**** Material supplied

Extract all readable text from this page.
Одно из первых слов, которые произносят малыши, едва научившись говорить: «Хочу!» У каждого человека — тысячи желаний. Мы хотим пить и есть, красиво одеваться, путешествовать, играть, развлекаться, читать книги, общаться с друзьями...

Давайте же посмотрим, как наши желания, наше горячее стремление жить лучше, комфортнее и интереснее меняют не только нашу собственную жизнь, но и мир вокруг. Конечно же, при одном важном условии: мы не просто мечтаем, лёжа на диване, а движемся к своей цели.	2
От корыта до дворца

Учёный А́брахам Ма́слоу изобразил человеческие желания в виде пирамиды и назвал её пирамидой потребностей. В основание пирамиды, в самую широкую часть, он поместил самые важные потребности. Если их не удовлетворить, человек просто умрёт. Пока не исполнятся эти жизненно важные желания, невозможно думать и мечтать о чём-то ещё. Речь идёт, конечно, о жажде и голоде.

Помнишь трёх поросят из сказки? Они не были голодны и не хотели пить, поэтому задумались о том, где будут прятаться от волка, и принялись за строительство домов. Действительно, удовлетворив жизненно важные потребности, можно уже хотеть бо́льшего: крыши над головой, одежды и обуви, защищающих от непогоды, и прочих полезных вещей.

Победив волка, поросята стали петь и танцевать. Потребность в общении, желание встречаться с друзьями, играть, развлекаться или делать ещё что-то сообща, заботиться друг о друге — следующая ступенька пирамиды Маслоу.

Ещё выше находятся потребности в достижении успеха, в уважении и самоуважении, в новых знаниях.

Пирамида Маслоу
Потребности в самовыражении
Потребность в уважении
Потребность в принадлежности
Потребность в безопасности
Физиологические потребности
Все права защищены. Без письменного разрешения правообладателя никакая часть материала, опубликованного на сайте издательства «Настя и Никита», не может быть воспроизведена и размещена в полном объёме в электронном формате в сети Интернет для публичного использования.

********

Task description ->
Copy out each record exactly as given, omitting none.

Output ->
Extract all readable text from this page.
Одно из первых слов, которые произносят малыши, едва научившись говорить: «Хочу!» У каждого человека — тысячи желаний. Мы хотим пить и есть, красиво одеваться, путешествовать, играть, развлекаться, читать книги, общаться с друзьями...

Давайте же посмотрим, как наши желания, наше горячее стремление жить лучше, комфортнее и интереснее меняют не только нашу собственную жизнь, но и мир вокруг. Конечно же, при одном важном условии: мы не просто мечтаем, лёжа на диване, а движемся к своей цели.	2
От корыта до дворца

Учёный А́брахам Ма́слоу изобразил человеческие желания в виде пирамиды и назвал её пирамидой потребностей. В основание пирамиды, в самую широкую часть, он поместил самые важные потребности. Если их не удовлетворить, человек просто умрёт. Пока не исполнятся эти жизненно важные желания, невозможно думать и мечтать о чём-то ещё. Речь идёт, конечно, о жажде и голоде.

Помнишь трёх поросят из сказки? Они не были голодны и не хотели пить, поэтому задумались о том, где будут прятаться от волка, и принялись за строительство домов. Действительно, удовлетворив жизненно важные потребности, можно уже хотеть бо́льшего: крыши над головой, одежды и обуви, защищающих от непогоды, и прочих полезных вещей.

Победив волка, поросята стали петь и танцевать. Потребность в общении, желание встречаться с друзьями, играть, развлекаться или делать ещё что-то сообща, заботиться друг о друге — следующая ступенька пирамиды Маслоу.

Ещё выше находятся потребности в достижении успеха, в уважении и самоуважении, в новых знаниях.

Пирамида Маслоу
Потребности в самовыражении
Потребность в уважении
Потребность в принадлежности
Потребность в безопасности
Физиологические потребности
Все права защищены. Без письменного разрешения правообладателя никакая часть материала, опубликованного на сайте издательства «Настя и Никита», не может быть воспроизведена и размещена в полном объёме в электронном формате в сети Интернет для публичного использования.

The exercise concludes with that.